Extracted data entries:
=-=-=-=-=
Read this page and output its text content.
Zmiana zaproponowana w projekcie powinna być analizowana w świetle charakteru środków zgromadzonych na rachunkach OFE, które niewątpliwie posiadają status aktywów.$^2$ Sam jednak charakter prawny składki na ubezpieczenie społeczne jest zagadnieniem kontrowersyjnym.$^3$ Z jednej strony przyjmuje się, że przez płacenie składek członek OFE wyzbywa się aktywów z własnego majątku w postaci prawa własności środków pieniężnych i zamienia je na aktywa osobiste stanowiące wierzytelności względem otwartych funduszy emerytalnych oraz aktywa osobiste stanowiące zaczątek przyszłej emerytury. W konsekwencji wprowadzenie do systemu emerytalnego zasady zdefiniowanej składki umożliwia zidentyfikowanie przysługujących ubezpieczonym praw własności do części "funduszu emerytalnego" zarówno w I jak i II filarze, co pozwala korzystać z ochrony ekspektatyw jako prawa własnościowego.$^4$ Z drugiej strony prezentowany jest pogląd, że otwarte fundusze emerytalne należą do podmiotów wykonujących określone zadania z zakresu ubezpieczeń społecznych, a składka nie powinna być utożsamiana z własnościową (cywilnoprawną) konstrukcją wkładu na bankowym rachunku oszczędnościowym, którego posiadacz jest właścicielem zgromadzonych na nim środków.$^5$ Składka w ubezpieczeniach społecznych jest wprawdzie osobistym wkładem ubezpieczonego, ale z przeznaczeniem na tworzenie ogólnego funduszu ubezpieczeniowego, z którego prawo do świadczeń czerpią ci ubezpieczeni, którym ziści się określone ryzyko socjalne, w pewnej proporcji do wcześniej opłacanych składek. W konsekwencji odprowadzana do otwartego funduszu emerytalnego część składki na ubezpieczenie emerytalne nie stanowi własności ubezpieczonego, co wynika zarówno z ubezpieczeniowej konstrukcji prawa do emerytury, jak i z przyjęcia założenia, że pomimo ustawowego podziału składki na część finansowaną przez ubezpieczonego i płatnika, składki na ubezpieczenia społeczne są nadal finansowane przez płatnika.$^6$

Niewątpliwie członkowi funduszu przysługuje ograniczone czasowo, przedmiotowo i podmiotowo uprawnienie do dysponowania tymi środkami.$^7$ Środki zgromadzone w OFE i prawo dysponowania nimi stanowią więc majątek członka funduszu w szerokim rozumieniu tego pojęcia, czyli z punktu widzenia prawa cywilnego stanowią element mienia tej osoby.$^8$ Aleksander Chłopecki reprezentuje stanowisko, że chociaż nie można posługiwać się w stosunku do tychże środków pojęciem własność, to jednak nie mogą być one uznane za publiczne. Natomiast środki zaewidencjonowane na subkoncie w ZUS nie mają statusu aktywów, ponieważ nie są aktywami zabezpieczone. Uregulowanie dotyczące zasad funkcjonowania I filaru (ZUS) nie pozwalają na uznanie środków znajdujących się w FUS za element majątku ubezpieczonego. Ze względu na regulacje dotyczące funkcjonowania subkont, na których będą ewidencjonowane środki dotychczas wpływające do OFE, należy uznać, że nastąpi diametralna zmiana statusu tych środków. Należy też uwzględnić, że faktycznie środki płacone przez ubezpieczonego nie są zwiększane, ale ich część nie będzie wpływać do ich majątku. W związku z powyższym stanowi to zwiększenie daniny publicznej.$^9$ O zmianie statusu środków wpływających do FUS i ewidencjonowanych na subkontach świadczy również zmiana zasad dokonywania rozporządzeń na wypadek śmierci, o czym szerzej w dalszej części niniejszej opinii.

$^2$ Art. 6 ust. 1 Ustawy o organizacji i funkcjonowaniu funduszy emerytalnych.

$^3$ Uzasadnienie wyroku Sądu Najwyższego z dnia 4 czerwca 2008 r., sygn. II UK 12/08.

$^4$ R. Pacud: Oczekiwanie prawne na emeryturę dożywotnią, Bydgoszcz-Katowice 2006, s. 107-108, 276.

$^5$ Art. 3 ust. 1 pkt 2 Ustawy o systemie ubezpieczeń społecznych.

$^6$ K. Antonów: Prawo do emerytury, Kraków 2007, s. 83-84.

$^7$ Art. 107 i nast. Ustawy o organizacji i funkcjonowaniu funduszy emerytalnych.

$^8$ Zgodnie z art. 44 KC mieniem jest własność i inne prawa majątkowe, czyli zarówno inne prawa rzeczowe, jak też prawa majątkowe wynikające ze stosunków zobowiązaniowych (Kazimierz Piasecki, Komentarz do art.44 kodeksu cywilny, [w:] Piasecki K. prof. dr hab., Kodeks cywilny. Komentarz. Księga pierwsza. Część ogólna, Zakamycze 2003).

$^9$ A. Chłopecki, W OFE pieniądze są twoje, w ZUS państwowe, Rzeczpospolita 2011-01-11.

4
=-=-=-=-=
Stated problem: Go through the material and select each line with the string "Ustawy" in it.

Worked answer:
$^2$ Art. 6 ust. 1 Ustawy o organizacji i funkcjonowaniu funduszy emerytalnych.
$^5$ Art. 3 ust. 1 pkt 2 Ustawy o systemie ubezpieczeń społecznych.
$^7$ Art. 107 i nast. Ustawy o organizacji i funkcjonowaniu funduszy emerytalnych.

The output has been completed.